* Written exercise:
Keep only those lines of the records that include the string "estacio".

* Recorded information:
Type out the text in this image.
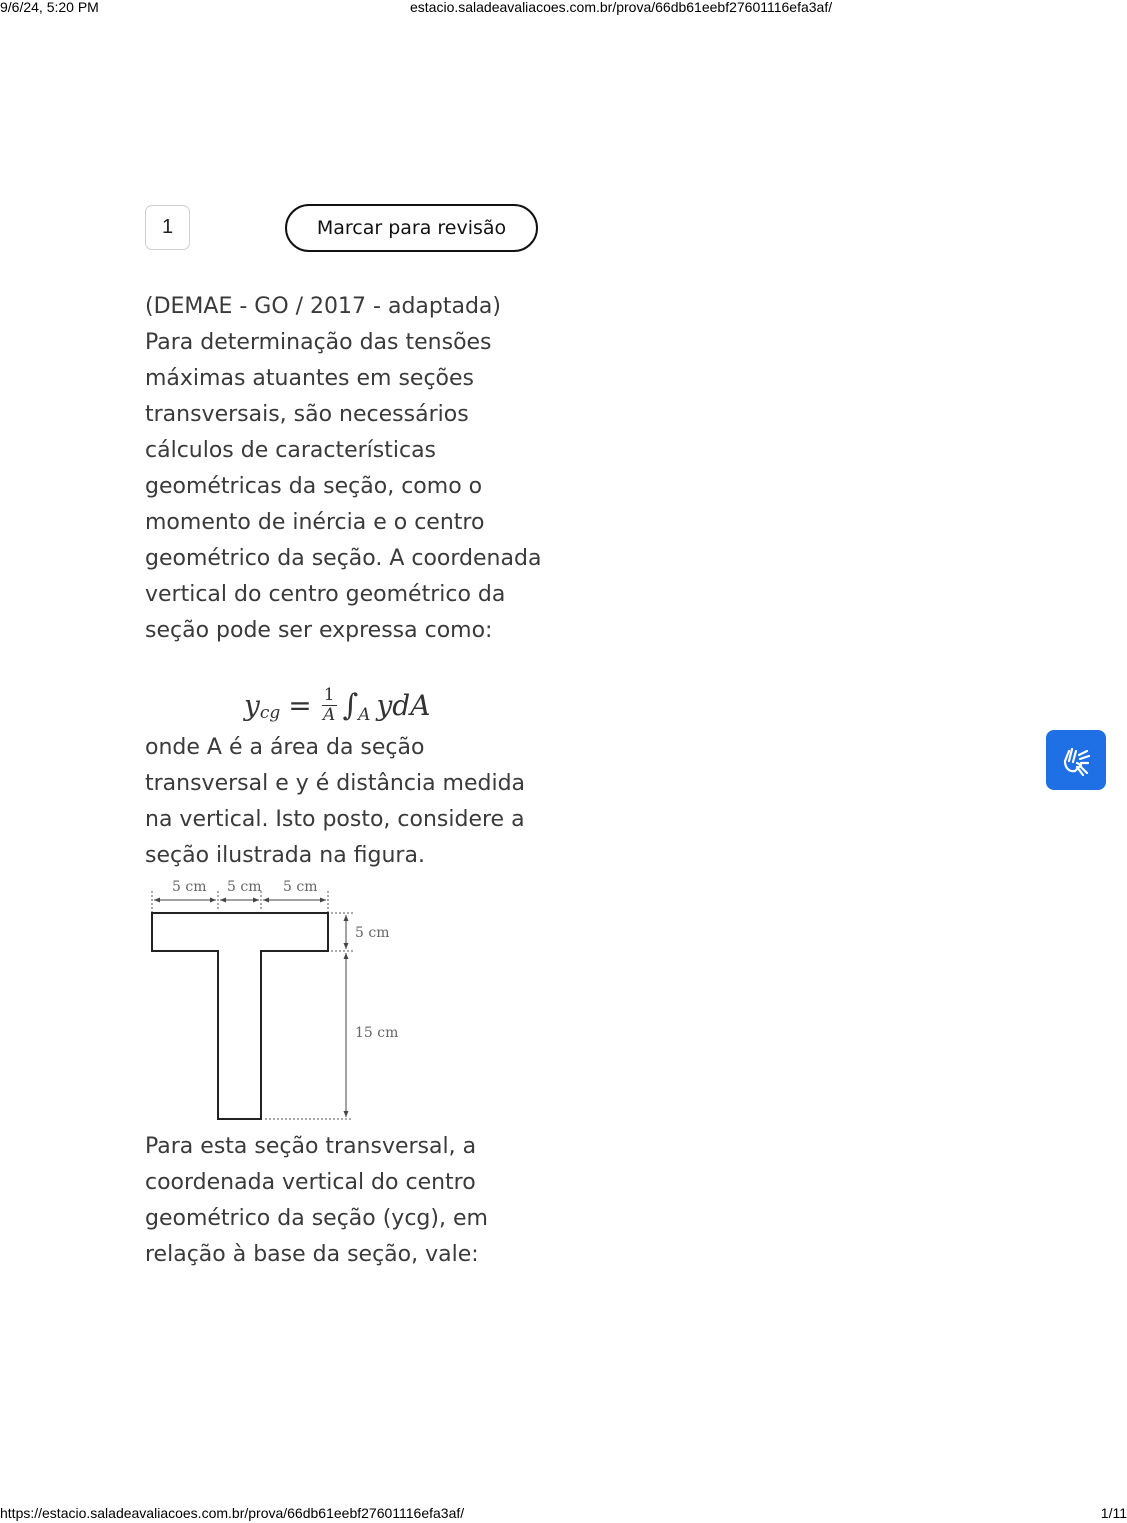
9/6/24, 5:20 PM	estacio.saladeavaliacoes.com.br/prova/66db61eebf27601116efa3af/
1	Marcar para revisão

(DEMAE - GO / 2017 - adaptada) Para determinação das tensões máximas atuantes em seções transversais, são necessários cálculos de características geométricas da seção, como o momento de inércia e o centro geométrico da seção. A coordenada vertical do centro geométrico da seção pode ser expressa como:

y cg = $\frac{1}{A}$ ∫ A ydA

onde A é a área da seção transversal e y é distância medida na vertical. Isto posto, considere a seção ilustrada na figura.

5 cm 5 cm 5 cm
5 cm
15 cm

Para esta seção transversal, a coordenada vertical do centro geométrico da seção (ycg), em relação à base da seção, vale:

https://estacio.saladeavaliacoes.com.br/prova/66db61eebf27601116efa3af/	1/11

* Answer to this exercise:
9/6/24, 5:20 PM	estacio.saladeavaliacoes.com.br/prova/66db61eebf27601116efa3af/
https://estacio.saladeavaliacoes.com.br/prova/66db61eebf27601116efa3af/	1/11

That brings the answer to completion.